WHAT IS ASKED:
Transcribe everything in the data word for word. Pictures are left out.

[start]

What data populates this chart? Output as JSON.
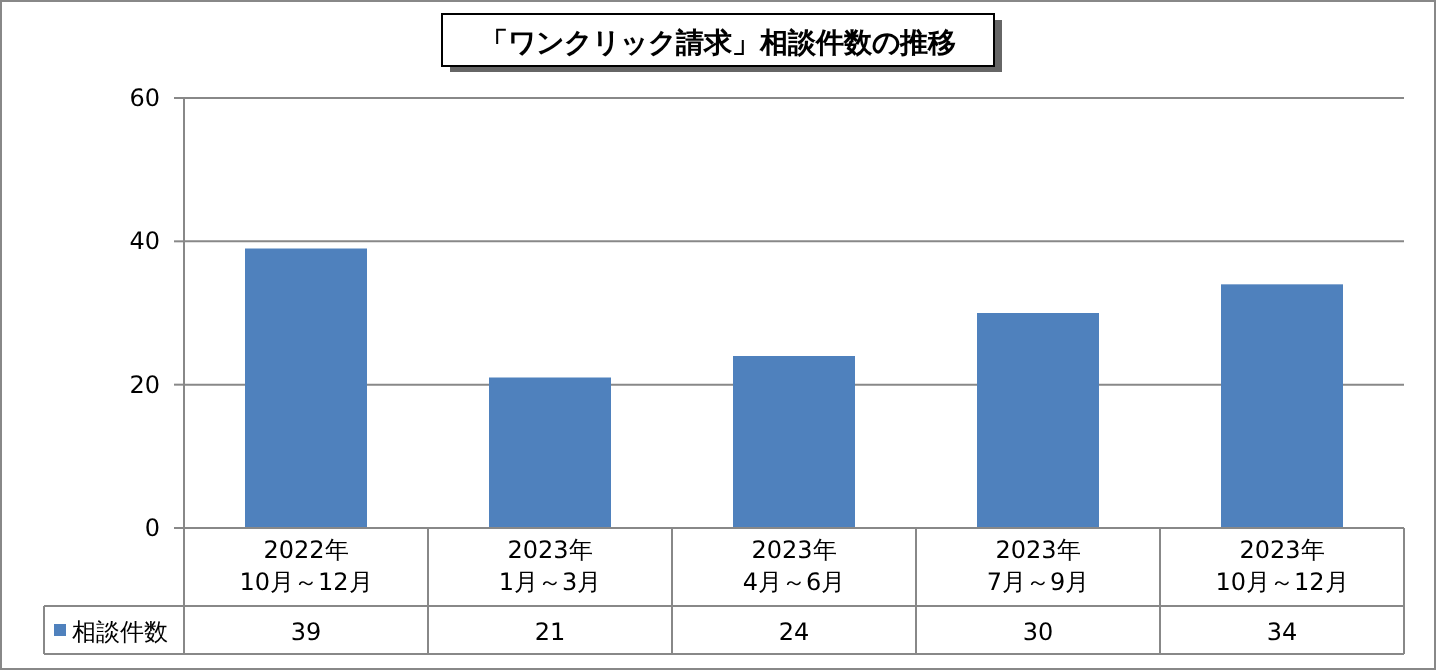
{
  "chart_data": {
    "type": "bar",
    "title": "「ワンクリック請求」相談件数の推移",
    "categories": [
      "2022年\n10月～12月",
      "2023年\n1月～3月",
      "2023年\n4月～6月",
      "2023年\n7月～9月",
      "2023年\n10月～12月"
    ],
    "series": [
      {
        "name": "相談件数",
        "color": "#4f81bd",
        "values": [
          39,
          21,
          24,
          30,
          34
        ]
      }
    ],
    "ylim": [
      0,
      60
    ],
    "yticks": [
      0,
      20,
      40,
      60
    ],
    "grid": "y",
    "data_labels": true,
    "legend": "bottom left"
  }
}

[end]

WRITTEN RESPONSE:
What data populates this chart? Output as JSON.
{
  "chart_data": {
    "type": "bar",
    "title": "「ワンクリック請求」相談件数の推移",
    "categories": [
      "2022年\n10月～12月",
      "2023年\n1月～3月",
      "2023年\n4月～6月",
      "2023年\n7月～9月",
      "2023年\n10月～12月"
    ],
    "series": [
      {
        "name": "相談件数",
        "color": "#4f81bd",
        "values": [
          39,
          21,
          24,
          30,
          34
        ]
      }
    ],
    "ylim": [
      0,
      60
    ],
    "yticks": [
      0,
      20,
      40,
      60
    ],
    "grid": "y",
    "data_labels": true,
    "legend": "bottom left"
  }
}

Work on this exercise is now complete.